Retype everything in the listing, leaving each line exactly as it is.

• Data for this exercise:
## START

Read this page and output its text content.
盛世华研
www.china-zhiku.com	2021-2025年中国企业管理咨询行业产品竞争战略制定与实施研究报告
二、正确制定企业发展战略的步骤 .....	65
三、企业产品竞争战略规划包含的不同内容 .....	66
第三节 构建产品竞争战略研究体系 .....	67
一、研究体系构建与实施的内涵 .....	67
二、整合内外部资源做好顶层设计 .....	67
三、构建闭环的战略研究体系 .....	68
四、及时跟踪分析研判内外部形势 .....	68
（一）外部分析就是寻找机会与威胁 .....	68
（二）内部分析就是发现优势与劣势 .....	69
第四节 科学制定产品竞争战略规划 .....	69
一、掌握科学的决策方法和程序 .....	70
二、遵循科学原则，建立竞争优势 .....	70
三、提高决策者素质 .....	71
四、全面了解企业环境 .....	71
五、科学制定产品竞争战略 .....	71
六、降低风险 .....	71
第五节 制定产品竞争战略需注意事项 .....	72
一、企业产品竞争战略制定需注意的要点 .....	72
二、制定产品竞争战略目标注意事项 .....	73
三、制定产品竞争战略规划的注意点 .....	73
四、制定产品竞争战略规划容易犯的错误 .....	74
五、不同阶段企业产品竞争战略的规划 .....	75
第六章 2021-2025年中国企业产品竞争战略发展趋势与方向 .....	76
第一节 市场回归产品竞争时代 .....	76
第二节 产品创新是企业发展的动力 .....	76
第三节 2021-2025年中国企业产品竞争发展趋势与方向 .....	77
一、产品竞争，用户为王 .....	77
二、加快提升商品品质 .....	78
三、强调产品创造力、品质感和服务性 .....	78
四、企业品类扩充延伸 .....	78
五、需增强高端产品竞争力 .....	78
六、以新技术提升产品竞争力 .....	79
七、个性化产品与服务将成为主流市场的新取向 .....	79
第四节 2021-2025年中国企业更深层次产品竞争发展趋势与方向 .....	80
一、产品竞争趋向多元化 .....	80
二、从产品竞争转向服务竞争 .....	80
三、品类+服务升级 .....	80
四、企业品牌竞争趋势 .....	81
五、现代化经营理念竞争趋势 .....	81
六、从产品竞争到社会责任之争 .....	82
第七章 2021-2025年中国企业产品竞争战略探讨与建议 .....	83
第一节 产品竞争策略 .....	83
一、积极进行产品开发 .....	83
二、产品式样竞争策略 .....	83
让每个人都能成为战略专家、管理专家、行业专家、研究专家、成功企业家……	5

## END

• Correct answer:
Read this page and output its text content.
盛世华研
www.china-zhiku.com	2021-2025年中国企业管理咨询行业产品竞争战略制定与实施研究报告
二、正确制定企业发展战略的步骤 .....	65
三、企业产品竞争战略规划包含的不同内容 .....	66
第三节 构建产品竞争战略研究体系 .....	67
一、研究体系构建与实施的内涵 .....	67
二、整合内外部资源做好顶层设计 .....	67
三、构建闭环的战略研究体系 .....	68
四、及时跟踪分析研判内外部形势 .....	68
（一）外部分析就是寻找机会与威胁 .....	68
（二）内部分析就是发现优势与劣势 .....	69
第四节 科学制定产品竞争战略规划 .....	69
一、掌握科学的决策方法和程序 .....	70
二、遵循科学原则，建立竞争优势 .....	70
三、提高决策者素质 .....	71
四、全面了解企业环境 .....	71
五、科学制定产品竞争战略 .....	71
六、降低风险 .....	71
第五节 制定产品竞争战略需注意事项 .....	72
一、企业产品竞争战略制定需注意的要点 .....	72
二、制定产品竞争战略目标注意事项 .....	73
三、制定产品竞争战略规划的注意点 .....	73
四、制定产品竞争战略规划容易犯的错误 .....	74
五、不同阶段企业产品竞争战略的规划 .....	75
第六章 2021-2025年中国企业产品竞争战略发展趋势与方向 .....	76
第一节 市场回归产品竞争时代 .....	76
第二节 产品创新是企业发展的动力 .....	76
第三节 2021-2025年中国企业产品竞争发展趋势与方向 .....	77
一、产品竞争，用户为王 .....	77
二、加快提升商品品质 .....	78
三、强调产品创造力、品质感和服务性 .....	78
四、企业品类扩充延伸 .....	78
五、需增强高端产品竞争力 .....	78
六、以新技术提升产品竞争力 .....	79
七、个性化产品与服务将成为主流市场的新取向 .....	79
第四节 2021-2025年中国企业更深层次产品竞争发展趋势与方向 .....	80
一、产品竞争趋向多元化 .....	80
二、从产品竞争转向服务竞争 .....	80
三、品类+服务升级 .....	80
四、企业品牌竞争趋势 .....	81
五、现代化经营理念竞争趋势 .....	81
六、从产品竞争到社会责任之争 .....	82
第七章 2021-2025年中国企业产品竞争战略探讨与建议 .....	83
第一节 产品竞争策略 .....	83
一、积极进行产品开发 .....	83
二、产品式样竞争策略 .....	83
让每个人都能成为战略专家、管理专家、行业专家、研究专家、成功企业家……	5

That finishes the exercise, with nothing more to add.